##### Dataset rows

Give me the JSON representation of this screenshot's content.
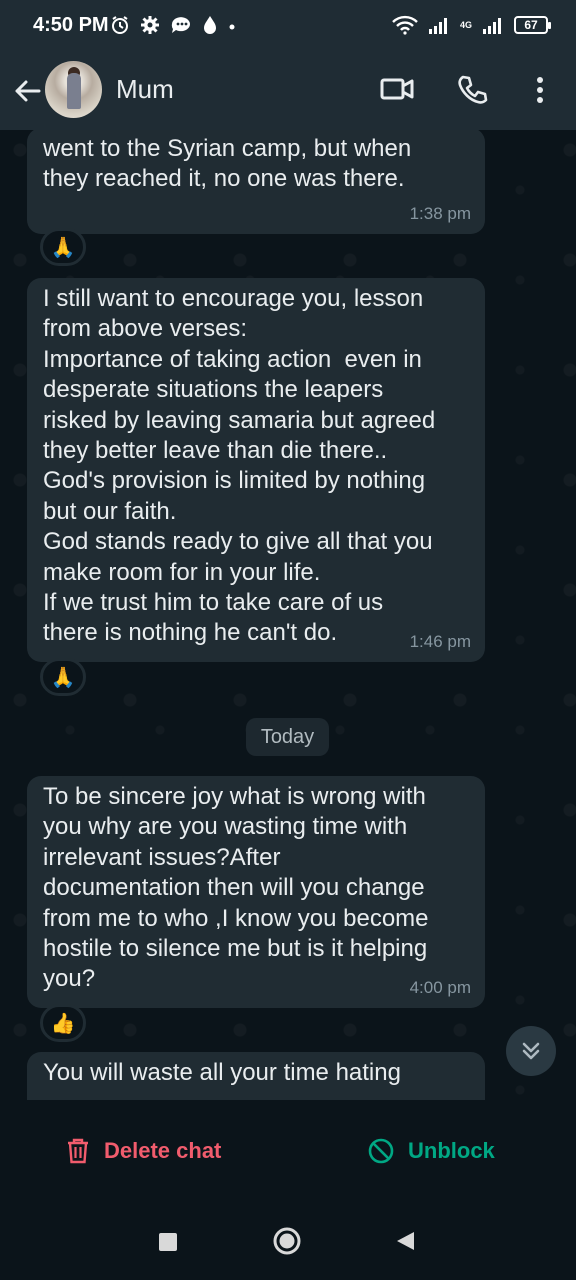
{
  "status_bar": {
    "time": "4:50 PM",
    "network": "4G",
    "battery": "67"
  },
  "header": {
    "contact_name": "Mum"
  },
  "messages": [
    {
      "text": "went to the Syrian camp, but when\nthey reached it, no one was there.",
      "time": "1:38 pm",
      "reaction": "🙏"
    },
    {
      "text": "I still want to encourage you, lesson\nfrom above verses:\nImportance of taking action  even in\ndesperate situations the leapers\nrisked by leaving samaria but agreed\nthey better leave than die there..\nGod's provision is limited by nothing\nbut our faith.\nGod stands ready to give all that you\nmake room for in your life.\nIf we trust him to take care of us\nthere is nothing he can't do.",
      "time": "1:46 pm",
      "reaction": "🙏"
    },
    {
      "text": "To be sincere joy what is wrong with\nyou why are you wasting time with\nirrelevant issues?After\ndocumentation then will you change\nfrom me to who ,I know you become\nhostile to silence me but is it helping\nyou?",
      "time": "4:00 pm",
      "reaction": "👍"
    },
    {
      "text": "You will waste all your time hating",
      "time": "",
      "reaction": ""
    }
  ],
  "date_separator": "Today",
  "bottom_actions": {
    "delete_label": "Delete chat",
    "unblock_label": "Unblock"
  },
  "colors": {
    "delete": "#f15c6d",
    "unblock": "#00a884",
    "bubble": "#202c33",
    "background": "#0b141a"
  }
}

##########
##### Dataset rows

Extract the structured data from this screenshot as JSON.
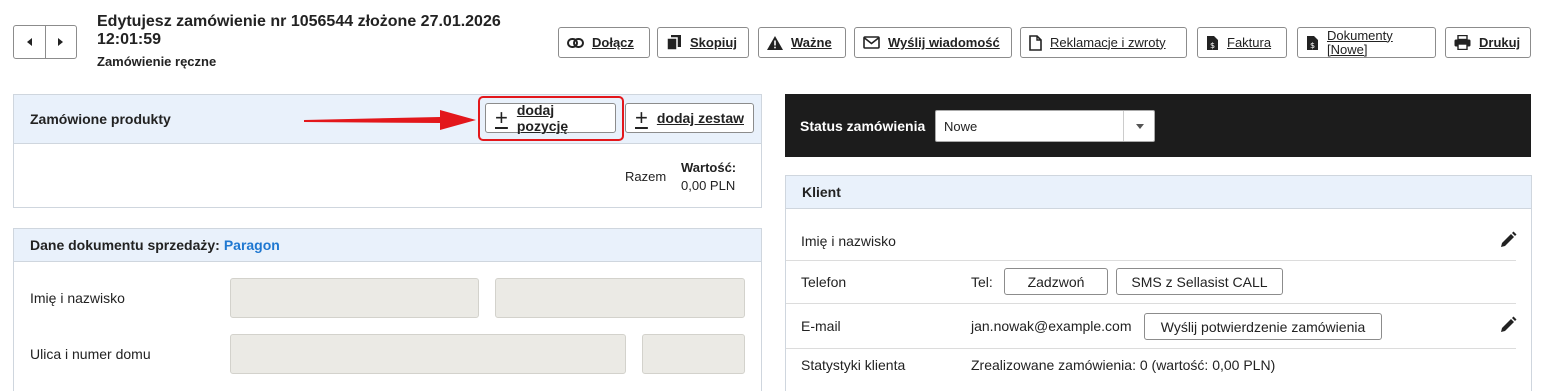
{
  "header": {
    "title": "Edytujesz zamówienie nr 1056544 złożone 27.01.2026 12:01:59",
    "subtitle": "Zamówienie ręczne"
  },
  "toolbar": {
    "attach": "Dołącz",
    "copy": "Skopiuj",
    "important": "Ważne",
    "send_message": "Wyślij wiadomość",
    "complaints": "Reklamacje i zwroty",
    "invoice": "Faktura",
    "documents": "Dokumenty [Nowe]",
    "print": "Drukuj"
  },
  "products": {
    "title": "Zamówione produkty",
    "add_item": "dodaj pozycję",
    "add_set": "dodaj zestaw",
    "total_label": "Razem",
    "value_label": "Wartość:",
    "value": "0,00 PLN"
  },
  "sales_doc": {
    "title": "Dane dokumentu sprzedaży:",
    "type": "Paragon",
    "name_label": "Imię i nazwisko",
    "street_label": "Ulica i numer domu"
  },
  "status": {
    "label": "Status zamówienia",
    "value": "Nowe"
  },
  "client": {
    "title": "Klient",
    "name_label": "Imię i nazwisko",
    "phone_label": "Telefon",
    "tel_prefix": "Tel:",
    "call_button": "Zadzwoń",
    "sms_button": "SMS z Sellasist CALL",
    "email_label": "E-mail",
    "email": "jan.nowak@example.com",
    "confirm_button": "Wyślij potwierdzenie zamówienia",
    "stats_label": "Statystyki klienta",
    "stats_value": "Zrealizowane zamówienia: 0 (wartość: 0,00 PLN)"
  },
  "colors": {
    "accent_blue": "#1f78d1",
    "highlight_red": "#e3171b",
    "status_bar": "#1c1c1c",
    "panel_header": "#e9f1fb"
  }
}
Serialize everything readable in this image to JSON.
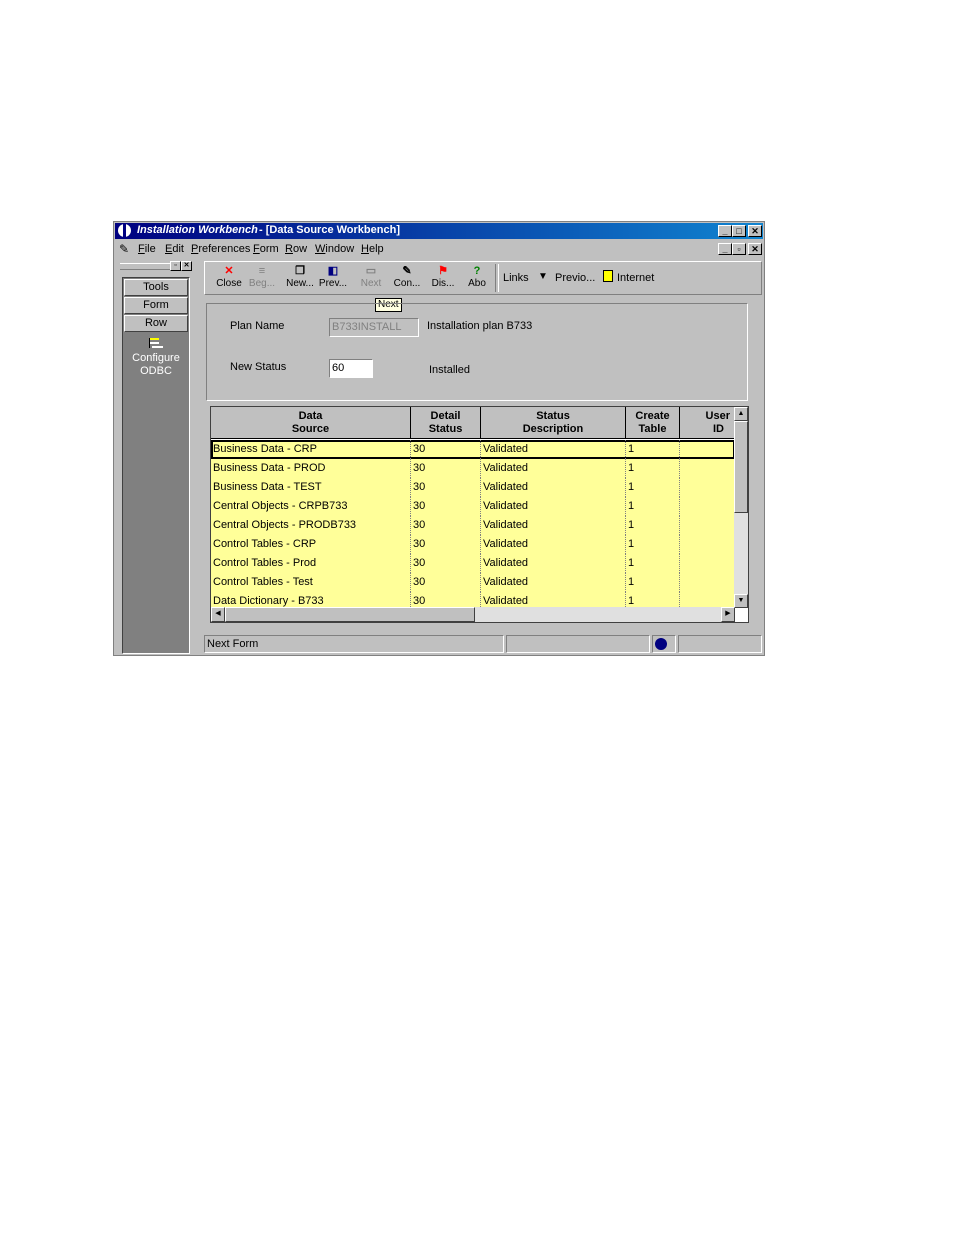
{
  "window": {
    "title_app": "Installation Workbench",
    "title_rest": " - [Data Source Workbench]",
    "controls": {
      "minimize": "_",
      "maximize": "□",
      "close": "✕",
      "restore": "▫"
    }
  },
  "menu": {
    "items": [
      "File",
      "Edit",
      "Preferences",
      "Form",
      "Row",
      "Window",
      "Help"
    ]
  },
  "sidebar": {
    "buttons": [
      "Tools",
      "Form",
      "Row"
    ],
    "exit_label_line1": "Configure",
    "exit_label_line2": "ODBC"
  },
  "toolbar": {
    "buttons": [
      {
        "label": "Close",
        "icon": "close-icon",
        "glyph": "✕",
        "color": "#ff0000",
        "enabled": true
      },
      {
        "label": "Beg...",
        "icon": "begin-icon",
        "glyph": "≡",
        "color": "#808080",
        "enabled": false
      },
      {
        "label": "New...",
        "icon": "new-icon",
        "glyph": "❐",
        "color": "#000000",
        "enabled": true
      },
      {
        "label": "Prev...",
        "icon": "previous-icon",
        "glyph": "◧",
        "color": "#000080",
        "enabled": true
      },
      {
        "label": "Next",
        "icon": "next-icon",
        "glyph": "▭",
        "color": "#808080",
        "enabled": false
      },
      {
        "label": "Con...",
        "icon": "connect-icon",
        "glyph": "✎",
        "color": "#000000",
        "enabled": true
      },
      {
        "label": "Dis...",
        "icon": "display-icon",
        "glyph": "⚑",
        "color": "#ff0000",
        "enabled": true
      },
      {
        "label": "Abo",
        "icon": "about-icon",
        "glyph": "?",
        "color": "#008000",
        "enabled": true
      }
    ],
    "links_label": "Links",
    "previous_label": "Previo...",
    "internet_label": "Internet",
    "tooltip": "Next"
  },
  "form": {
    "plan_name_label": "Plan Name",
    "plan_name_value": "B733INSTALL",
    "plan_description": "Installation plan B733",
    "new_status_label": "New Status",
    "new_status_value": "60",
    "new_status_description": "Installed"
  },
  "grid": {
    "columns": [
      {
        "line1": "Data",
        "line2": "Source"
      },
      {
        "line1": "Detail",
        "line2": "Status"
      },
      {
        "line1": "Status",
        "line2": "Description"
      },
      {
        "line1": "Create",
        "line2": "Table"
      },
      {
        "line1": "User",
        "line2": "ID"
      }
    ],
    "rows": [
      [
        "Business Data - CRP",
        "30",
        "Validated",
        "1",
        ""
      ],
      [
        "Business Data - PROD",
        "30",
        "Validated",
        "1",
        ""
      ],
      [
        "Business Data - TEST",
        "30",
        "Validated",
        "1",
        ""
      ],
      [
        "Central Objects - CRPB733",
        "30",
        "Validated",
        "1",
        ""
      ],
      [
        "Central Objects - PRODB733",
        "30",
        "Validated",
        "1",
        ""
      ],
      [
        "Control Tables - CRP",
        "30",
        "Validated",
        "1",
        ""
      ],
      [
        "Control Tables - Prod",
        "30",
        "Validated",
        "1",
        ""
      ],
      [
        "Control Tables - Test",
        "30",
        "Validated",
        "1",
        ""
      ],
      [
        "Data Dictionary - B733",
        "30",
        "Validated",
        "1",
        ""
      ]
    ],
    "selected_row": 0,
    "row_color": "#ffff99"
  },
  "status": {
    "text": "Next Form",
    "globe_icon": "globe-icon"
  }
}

##########
##### Dataset rows

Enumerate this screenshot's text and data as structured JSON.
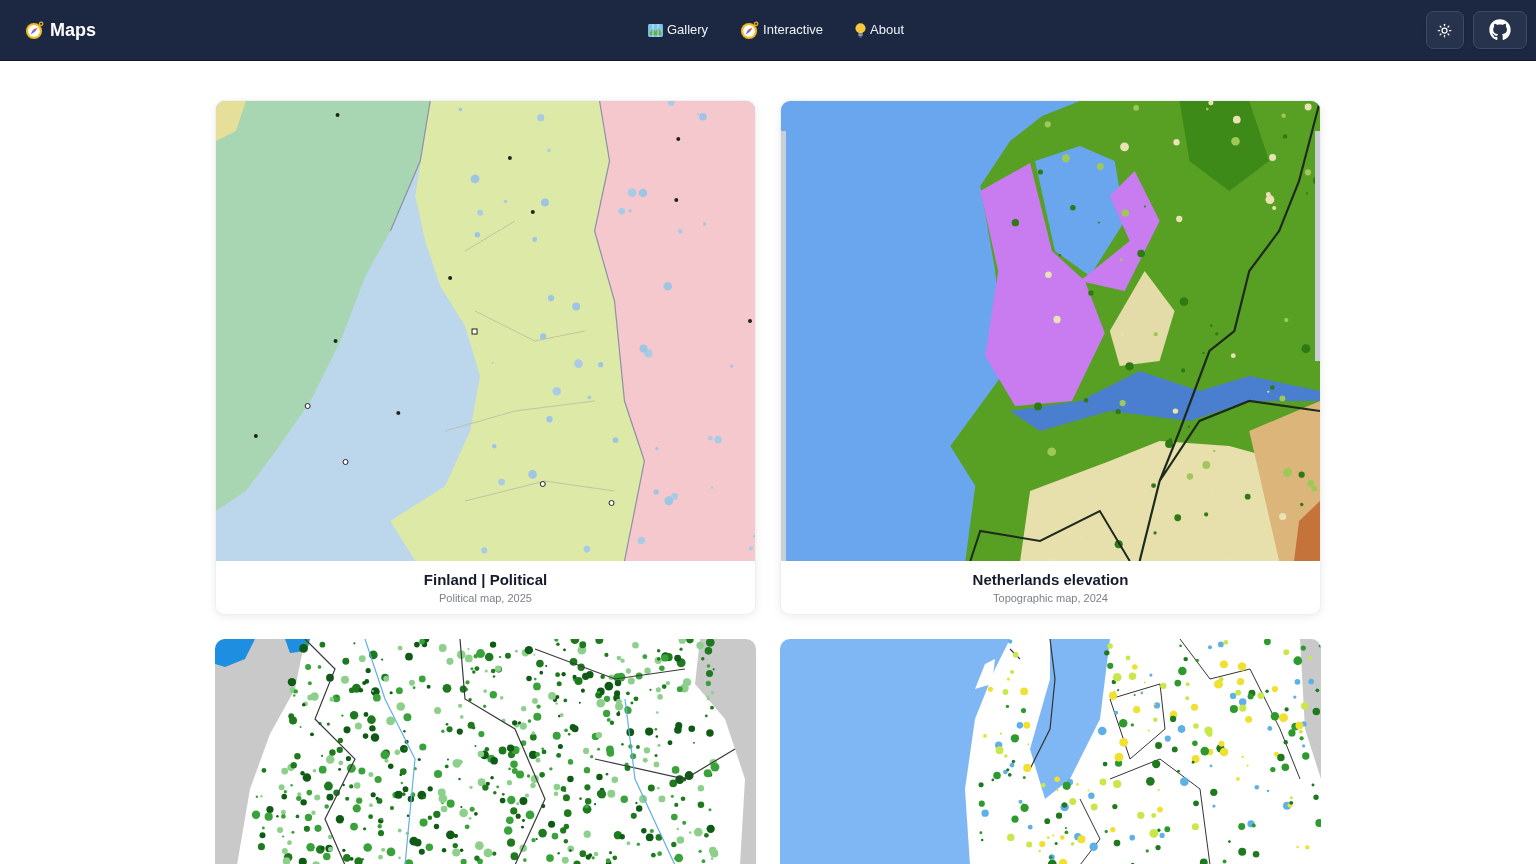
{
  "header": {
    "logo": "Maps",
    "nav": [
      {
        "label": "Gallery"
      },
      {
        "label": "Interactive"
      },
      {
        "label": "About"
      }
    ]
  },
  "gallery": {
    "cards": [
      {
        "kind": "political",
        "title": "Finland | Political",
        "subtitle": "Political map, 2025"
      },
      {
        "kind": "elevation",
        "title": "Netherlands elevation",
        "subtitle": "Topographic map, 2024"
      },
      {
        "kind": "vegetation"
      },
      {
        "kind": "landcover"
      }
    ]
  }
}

##########

**What this task involves**. Go through the material line by line. Show each line that contains the string "dodaj".

**Response below**.
    "add_item": "dodaj pozycję",
    "add_set": "dodaj zestaw",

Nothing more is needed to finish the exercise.